▶ [What to work on] Repeat all the records exactly, omitting pictures.

▶ [Material for this task]
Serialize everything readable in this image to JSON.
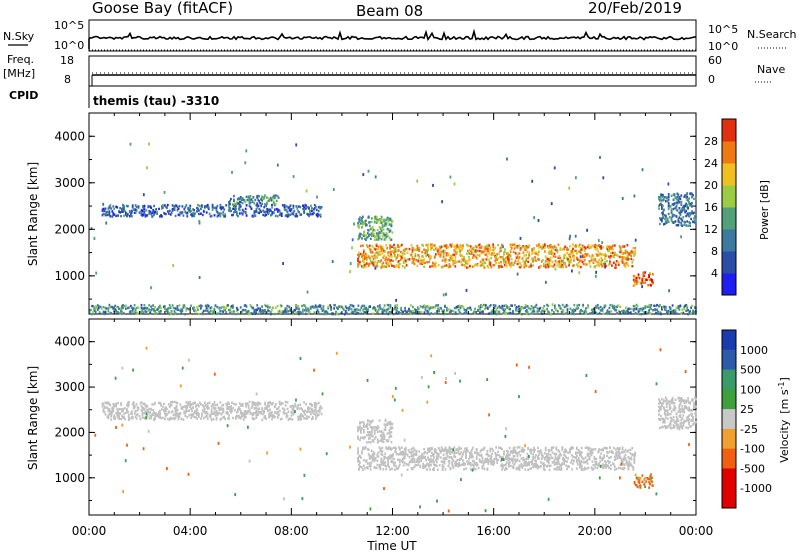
{
  "header": {
    "station": "Goose Bay (fitACF)",
    "beam": "Beam 08",
    "date": "20/Feb/2019"
  },
  "strips": {
    "nsky": {
      "label": "N.Sky",
      "top_tick": "10^5",
      "bottom_tick": "10^0",
      "right_label": "N.Search",
      "right_top_tick": "10^5",
      "right_bottom_tick": "10^0"
    },
    "freq": {
      "label": "Freq.",
      "unit": "[MHz]",
      "top_tick": "18",
      "bottom_tick": "8",
      "right_label": "Nave",
      "right_top_tick": "60",
      "right_bottom_tick": "0"
    },
    "cpid": {
      "label": "CPID",
      "text": "themis (tau) -3310"
    }
  },
  "colors": {
    "power_scale": [
      "#1e1ef0",
      "#2a4ea8",
      "#3b7a9e",
      "#52a07a",
      "#9ccc45",
      "#f0c020",
      "#f07a10",
      "#e03010",
      "#e00000"
    ],
    "velocity_scale": [
      "#e00000",
      "#f06010",
      "#f0a030",
      "#c8c8c8",
      "#c8c8c8",
      "#3da03d",
      "#3a9a6a",
      "#2a5aa8",
      "#1a3ab0"
    ],
    "ground_scatter": "#c0c0c0"
  },
  "chart_data": [
    {
      "type": "heatmap",
      "panel": "power",
      "ylabel": "Slant Range [km]",
      "ylim": [
        180,
        4500
      ],
      "yticks": [
        "1000",
        "2000",
        "3000",
        "4000"
      ],
      "xlim_hours": [
        0,
        24
      ],
      "colorbar": {
        "label": "Power [dB]",
        "ticks": [
          "4",
          "8",
          "12",
          "16",
          "20",
          "24",
          "28"
        ],
        "range": [
          0,
          32
        ]
      },
      "series": [
        {
          "x_range_hours": [
            0.5,
            9.2
          ],
          "y_range_km": [
            2300,
            2550
          ],
          "approx_db": 6
        },
        {
          "x_range_hours": [
            5.5,
            7.5
          ],
          "y_range_km": [
            2550,
            2750
          ],
          "approx_db": 10
        },
        {
          "x_range_hours": [
            10.6,
            21.6
          ],
          "y_range_km": [
            1200,
            1700
          ],
          "approx_db": 22
        },
        {
          "x_range_hours": [
            10.6,
            12.0
          ],
          "y_range_km": [
            1800,
            2300
          ],
          "approx_db": 12
        },
        {
          "x_range_hours": [
            21.5,
            22.3
          ],
          "y_range_km": [
            800,
            1100
          ],
          "approx_db": 26
        },
        {
          "x_range_hours": [
            22.5,
            24.0
          ],
          "y_range_km": [
            2100,
            2800
          ],
          "approx_db": 8
        },
        {
          "x_range_hours": [
            0.0,
            24.0
          ],
          "y_range_km": [
            200,
            400
          ],
          "approx_db": 10
        }
      ]
    },
    {
      "type": "heatmap",
      "panel": "velocity",
      "xlabel": "Time UT",
      "xticks": [
        "00:00",
        "04:00",
        "08:00",
        "12:00",
        "16:00",
        "20:00",
        "00:00"
      ],
      "ylabel": "Slant Range [km]",
      "ylim": [
        180,
        4500
      ],
      "yticks": [
        "1000",
        "2000",
        "3000",
        "4000"
      ],
      "xlim_hours": [
        0,
        24
      ],
      "colorbar": {
        "label_main": "Velocity",
        "label_unit": "[m s",
        "label_exp": "-1",
        "label_close": "]",
        "ticks": [
          "1000",
          "500",
          "100",
          "25",
          "-25",
          "-100",
          "-500",
          "-1000"
        ]
      },
      "series": [
        {
          "x_range_hours": [
            0.5,
            9.2
          ],
          "y_range_km": [
            2300,
            2700
          ],
          "approx_velocity": 0
        },
        {
          "x_range_hours": [
            10.6,
            21.6
          ],
          "y_range_km": [
            1200,
            1700
          ],
          "approx_velocity": 0
        },
        {
          "x_range_hours": [
            10.6,
            12.0
          ],
          "y_range_km": [
            1800,
            2300
          ],
          "approx_velocity": 0
        },
        {
          "x_range_hours": [
            21.5,
            22.3
          ],
          "y_range_km": [
            800,
            1100
          ],
          "approx_velocity": -200
        },
        {
          "x_range_hours": [
            22.5,
            24.0
          ],
          "y_range_km": [
            2100,
            2800
          ],
          "approx_velocity": 0
        }
      ]
    }
  ]
}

▶ [Result of this exercise]
Serialize everything readable in this image to JSON.
{
  "header": {
    "station": "Goose Bay (fitACF)",
    "beam": "Beam 08",
    "date": "20/Feb/2019"
  },
  "strips": {
    "nsky": {
      "label": "N.Sky",
      "top_tick": "10^5",
      "bottom_tick": "10^0",
      "right_label": "N.Search",
      "right_top_tick": "10^5",
      "right_bottom_tick": "10^0"
    },
    "freq": {
      "label": "Freq.",
      "unit": "[MHz]",
      "top_tick": "18",
      "bottom_tick": "8",
      "right_label": "Nave",
      "right_top_tick": "60",
      "right_bottom_tick": "0"
    },
    "cpid": {
      "label": "CPID",
      "text": "themis (tau) -3310"
    }
  },
  "colors": {
    "power_scale": [
      "#1e1ef0",
      "#2a4ea8",
      "#3b7a9e",
      "#52a07a",
      "#9ccc45",
      "#f0c020",
      "#f07a10",
      "#e03010",
      "#e00000"
    ],
    "velocity_scale": [
      "#e00000",
      "#f06010",
      "#f0a030",
      "#c8c8c8",
      "#c8c8c8",
      "#3da03d",
      "#3a9a6a",
      "#2a5aa8",
      "#1a3ab0"
    ],
    "ground_scatter": "#c0c0c0"
  },
  "chart_data": [
    {
      "type": "heatmap",
      "panel": "power",
      "ylabel": "Slant Range [km]",
      "ylim": [
        180,
        4500
      ],
      "yticks": [
        "1000",
        "2000",
        "3000",
        "4000"
      ],
      "xlim_hours": [
        0,
        24
      ],
      "colorbar": {
        "label": "Power [dB]",
        "ticks": [
          "4",
          "8",
          "12",
          "16",
          "20",
          "24",
          "28"
        ],
        "range": [
          0,
          32
        ]
      },
      "series": [
        {
          "x_range_hours": [
            0.5,
            9.2
          ],
          "y_range_km": [
            2300,
            2550
          ],
          "approx_db": 6
        },
        {
          "x_range_hours": [
            5.5,
            7.5
          ],
          "y_range_km": [
            2550,
            2750
          ],
          "approx_db": 10
        },
        {
          "x_range_hours": [
            10.6,
            21.6
          ],
          "y_range_km": [
            1200,
            1700
          ],
          "approx_db": 22
        },
        {
          "x_range_hours": [
            10.6,
            12.0
          ],
          "y_range_km": [
            1800,
            2300
          ],
          "approx_db": 12
        },
        {
          "x_range_hours": [
            21.5,
            22.3
          ],
          "y_range_km": [
            800,
            1100
          ],
          "approx_db": 26
        },
        {
          "x_range_hours": [
            22.5,
            24.0
          ],
          "y_range_km": [
            2100,
            2800
          ],
          "approx_db": 8
        },
        {
          "x_range_hours": [
            0.0,
            24.0
          ],
          "y_range_km": [
            200,
            400
          ],
          "approx_db": 10
        }
      ]
    },
    {
      "type": "heatmap",
      "panel": "velocity",
      "xlabel": "Time UT",
      "xticks": [
        "00:00",
        "04:00",
        "08:00",
        "12:00",
        "16:00",
        "20:00",
        "00:00"
      ],
      "ylabel": "Slant Range [km]",
      "ylim": [
        180,
        4500
      ],
      "yticks": [
        "1000",
        "2000",
        "3000",
        "4000"
      ],
      "xlim_hours": [
        0,
        24
      ],
      "colorbar": {
        "label_main": "Velocity",
        "label_unit": "[m s",
        "label_exp": "-1",
        "label_close": "]",
        "ticks": [
          "1000",
          "500",
          "100",
          "25",
          "-25",
          "-100",
          "-500",
          "-1000"
        ]
      },
      "series": [
        {
          "x_range_hours": [
            0.5,
            9.2
          ],
          "y_range_km": [
            2300,
            2700
          ],
          "approx_velocity": 0
        },
        {
          "x_range_hours": [
            10.6,
            21.6
          ],
          "y_range_km": [
            1200,
            1700
          ],
          "approx_velocity": 0
        },
        {
          "x_range_hours": [
            10.6,
            12.0
          ],
          "y_range_km": [
            1800,
            2300
          ],
          "approx_velocity": 0
        },
        {
          "x_range_hours": [
            21.5,
            22.3
          ],
          "y_range_km": [
            800,
            1100
          ],
          "approx_velocity": -200
        },
        {
          "x_range_hours": [
            22.5,
            24.0
          ],
          "y_range_km": [
            2100,
            2800
          ],
          "approx_velocity": 0
        }
      ]
    }
  ]
}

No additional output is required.